=== Section Start ===

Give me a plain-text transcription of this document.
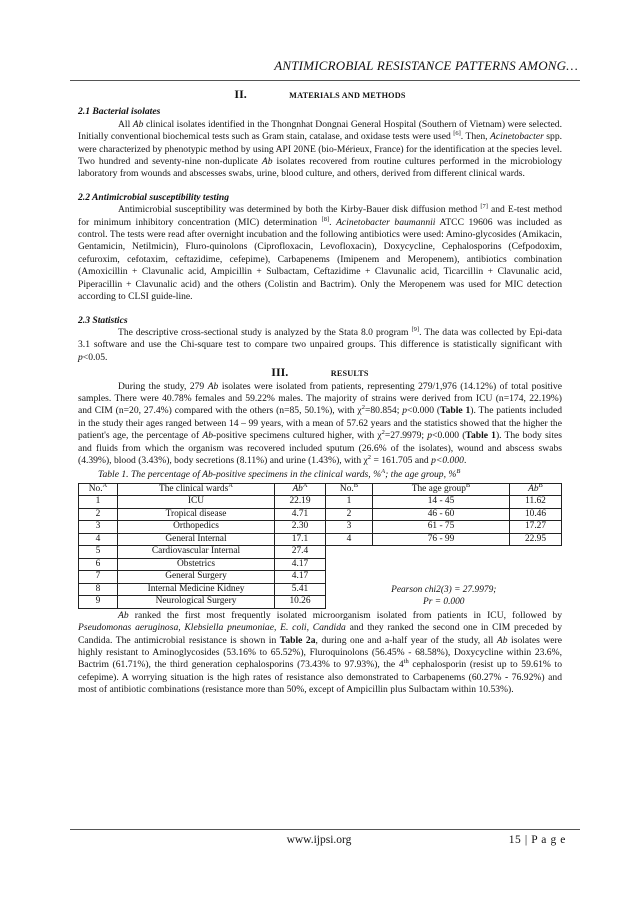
ANTIMICROBIAL RESISTANCE PATTERNS AMONG…
II.	MATERIALS AND METHODS

2.1 Bacterial isolates

All Ab clinical isolates identified in the Thongnhat Dongnai General Hospital (Southern of Vietnam) were selected. Initially conventional biochemical tests such as Gram stain, catalase, and oxidase tests were used [6]. Then, Acinetobacter spp. were characterized by phenotypic method by using API 20NE (bio-Mérieux, France) for the identification at the species level. Two hundred and seventy-nine non-duplicate Ab isolates recovered from routine cultures performed in the microbiology laboratory from wounds and abscesses swabs, urine, blood culture, and others, derived from different clinical wards.

2.2 Antimicrobial susceptibility testing

Antimicrobial susceptibility was determined by both the Kirby-Bauer disk diffusion method [7] and E-test method for minimum inhibitory concentration (MIC) determination [8]. Acinetobacter baumannii ATCC 19606 was included as control. The tests were read after overnight incubation and the following antibiotics were used: Amino-glycosides (Amikacin, Gentamicin, Netilmicin), Fluro-quinolons (Ciprofloxacin, Levofloxacin), Doxycycline, Cephalosporins (Cefpodoxim, cefuroxim, cefotaxim, ceftazidime, cefepime), Carbapenems (Imipenem and Meropenem), antibiotics combination (Amoxicillin + Clavunalic acid, Ampicillin + Sulbactam, Ceftazidime + Clavunalic acid, Ticarcillin + Clavunalic acid, Piperacillin + Clavunalic acid) and the others (Colistin and Bactrim). Only the Meropenem was used for MIC detection according to CLSI guide-line.

2.3 Statistics

The descriptive cross-sectional study is analyzed by the Stata 8.0 program [9]. The data was collected by Epi-data 3.1 software and use the Chi-square test to compare two unpaired groups. This difference is statistically significant with p<0.05.

III.	RESULTS

During the study, 279 Ab isolates were isolated from patients, representing 279/1,976 (14.12%) of total positive samples. There were 40.78% females and 59.22% males. The majority of strains were derived from ICU (n=174, 22.19%) and CIM (n=20, 27.4%) compared with the others (n=85, 50.1%), with $\chi^2=80.854$; p<0.000 (Table 1). The patients included in the study their ages ranged between 14 – 99 years, with a mean of 57.62 years and the statistics showed that the higher the patient's age, the percentage of Ab-positive specimens cultured higher, with $\chi^2=27.9979$; p<0.000 (Table 1). The body sites and fluids from which the organism was recovered included sputum (26.6% of the isolates), wound and abscess swabs (4.39%), blood (3.43%), body secretions (8.11%) and urine (1.43%), with $\chi^2 = 161.705$ and p<0.000.

Table 1. The percentage of Ab-positive specimens in the clinical wards, %$^A$; the age group, %$^B$

No.$^A$	The clinical wards$^A$	$Ab^A$	No.$^B$	The age group$^B$	$Ab^B$
1	ICU	22.19	1	14 - 45	11.62
2	Tropical disease	4.71	2	46 - 60	10.46
3	Orthopedics	2.30	3	61 - 75	17.27
4	General Internal	17.1	4	76 - 99	22.95
5	Cardiovascular Internal	27.4	Pearson chi2(3) = 27.9979;
Pr = 0.000		

6	Obstetrics	4.17			
7	General Surgery	4.17			
8	Internal Medicine Kidney	5.41			
9	Neurological Surgery	10.26			

Ab ranked the first most frequently isolated microorganism isolated from patients in ICU, followed by Pseudomonas aeruginosa, Klebsiella pneumoniae, E. coli, Candida and they ranked the second one in CIM preceded by Candida. The antimicrobial resistance is shown in Table 2a, during one and a-half year of the study, all Ab isolates were highly resistant to Aminoglycosides (53.16% to 65.52%), Fluroquinolons (56.45% - 68.58%), Doxycycline within 23.6%, Bactrim (61.71%), the third generation cephalosporins (73.43% to 97.93%), the 4th cephalosporin (resist up to 59.61% to cefepime). A worrying situation is the high rates of resistance also demonstrated to Carbapenems (60.27% - 76.92%) and most of antibiotic combinations (resistance more than 50%, except of Ampicillin plus Sulbactam within 10.53%).

www.ijpsi.org	15 | P a g e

=== Section End ===

* _Your objective_
Extract the entries in full, exactly as they are, minus the pictures.

* _Output of the exercise_
Give me a plain-text transcription of this document.
ANTIMICROBIAL RESISTANCE PATTERNS AMONG…
II.	MATERIALS AND METHODS

2.1 Bacterial isolates

All Ab clinical isolates identified in the Thongnhat Dongnai General Hospital (Southern of Vietnam) were selected. Initially conventional biochemical tests such as Gram stain, catalase, and oxidase tests were used [6]. Then, Acinetobacter spp. were characterized by phenotypic method by using API 20NE (bio-Mérieux, France) for the identification at the species level. Two hundred and seventy-nine non-duplicate Ab isolates recovered from routine cultures performed in the microbiology laboratory from wounds and abscesses swabs, urine, blood culture, and others, derived from different clinical wards.

2.2 Antimicrobial susceptibility testing

Antimicrobial susceptibility was determined by both the Kirby-Bauer disk diffusion method [7] and E-test method for minimum inhibitory concentration (MIC) determination [8]. Acinetobacter baumannii ATCC 19606 was included as control. The tests were read after overnight incubation and the following antibiotics were used: Amino-glycosides (Amikacin, Gentamicin, Netilmicin), Fluro-quinolons (Ciprofloxacin, Levofloxacin), Doxycycline, Cephalosporins (Cefpodoxim, cefuroxim, cefotaxim, ceftazidime, cefepime), Carbapenems (Imipenem and Meropenem), antibiotics combination (Amoxicillin + Clavunalic acid, Ampicillin + Sulbactam, Ceftazidime + Clavunalic acid, Ticarcillin + Clavunalic acid, Piperacillin + Clavunalic acid) and the others (Colistin and Bactrim). Only the Meropenem was used for MIC detection according to CLSI guide-line.

2.3 Statistics

The descriptive cross-sectional study is analyzed by the Stata 8.0 program [9]. The data was collected by Epi-data 3.1 software and use the Chi-square test to compare two unpaired groups. This difference is statistically significant with p<0.05.

III.	RESULTS

During the study, 279 Ab isolates were isolated from patients, representing 279/1,976 (14.12%) of total positive samples. There were 40.78% females and 59.22% males. The majority of strains were derived from ICU (n=174, 22.19%) and CIM (n=20, 27.4%) compared with the others (n=85, 50.1%), with $\chi^2=80.854$; p<0.000 (Table 1). The patients included in the study their ages ranged between 14 – 99 years, with a mean of 57.62 years and the statistics showed that the higher the patient's age, the percentage of Ab-positive specimens cultured higher, with $\chi^2=27.9979$; p<0.000 (Table 1). The body sites and fluids from which the organism was recovered included sputum (26.6% of the isolates), wound and abscess swabs (4.39%), blood (3.43%), body secretions (8.11%) and urine (1.43%), with $\chi^2 = 161.705$ and p<0.000.

Table 1. The percentage of Ab-positive specimens in the clinical wards, %$^A$; the age group, %$^B$

No.$^A$	The clinical wards$^A$	$Ab^A$	No.$^B$	The age group$^B$	$Ab^B$
1	ICU	22.19	1	14 - 45	11.62
2	Tropical disease	4.71	2	46 - 60	10.46
3	Orthopedics	2.30	3	61 - 75	17.27
4	General Internal	17.1	4	76 - 99	22.95
5	Cardiovascular Internal	27.4	Pearson chi2(3) = 27.9979;
Pr = 0.000		

6	Obstetrics	4.17			
7	General Surgery	4.17			
8	Internal Medicine Kidney	5.41			
9	Neurological Surgery	10.26			

Ab ranked the first most frequently isolated microorganism isolated from patients in ICU, followed by Pseudomonas aeruginosa, Klebsiella pneumoniae, E. coli, Candida and they ranked the second one in CIM preceded by Candida. The antimicrobial resistance is shown in Table 2a, during one and a-half year of the study, all Ab isolates were highly resistant to Aminoglycosides (53.16% to 65.52%), Fluroquinolons (56.45% - 68.58%), Doxycycline within 23.6%, Bactrim (61.71%), the third generation cephalosporins (73.43% to 97.93%), the 4th cephalosporin (resist up to 59.61% to cefepime). A worrying situation is the high rates of resistance also demonstrated to Carbapenems (60.27% - 76.92%) and most of antibiotic combinations (resistance more than 50%, except of Ampicillin plus Sulbactam within 10.53%).

www.ijpsi.org	15 | P a g e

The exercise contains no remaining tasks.